------ Data section
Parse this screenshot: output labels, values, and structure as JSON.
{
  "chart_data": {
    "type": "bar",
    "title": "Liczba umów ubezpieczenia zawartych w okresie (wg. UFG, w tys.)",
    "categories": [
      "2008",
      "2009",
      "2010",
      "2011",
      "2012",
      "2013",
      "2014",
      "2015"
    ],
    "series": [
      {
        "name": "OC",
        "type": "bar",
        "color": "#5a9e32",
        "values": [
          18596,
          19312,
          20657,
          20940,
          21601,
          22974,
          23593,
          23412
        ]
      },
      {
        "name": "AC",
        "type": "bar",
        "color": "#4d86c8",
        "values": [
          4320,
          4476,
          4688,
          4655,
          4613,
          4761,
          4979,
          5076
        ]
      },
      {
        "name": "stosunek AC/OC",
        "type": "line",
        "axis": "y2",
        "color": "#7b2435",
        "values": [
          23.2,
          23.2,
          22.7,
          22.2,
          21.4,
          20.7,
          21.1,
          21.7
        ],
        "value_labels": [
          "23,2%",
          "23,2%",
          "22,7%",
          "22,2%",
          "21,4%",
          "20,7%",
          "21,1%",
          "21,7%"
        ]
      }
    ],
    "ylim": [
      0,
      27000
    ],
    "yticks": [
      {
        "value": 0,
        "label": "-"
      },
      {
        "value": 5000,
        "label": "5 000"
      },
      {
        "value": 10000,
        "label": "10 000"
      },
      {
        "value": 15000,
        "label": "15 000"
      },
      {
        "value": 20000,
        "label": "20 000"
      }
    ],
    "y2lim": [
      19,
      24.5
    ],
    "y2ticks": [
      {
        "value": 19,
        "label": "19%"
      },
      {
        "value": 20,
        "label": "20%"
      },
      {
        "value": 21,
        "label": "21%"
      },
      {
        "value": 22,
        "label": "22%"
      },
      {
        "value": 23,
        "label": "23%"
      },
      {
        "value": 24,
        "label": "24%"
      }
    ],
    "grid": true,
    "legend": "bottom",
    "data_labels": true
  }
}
------------
* **Problem description**: Reply with nothing except the number of lines in the listing above that include "color".

* **Result for this task**: 3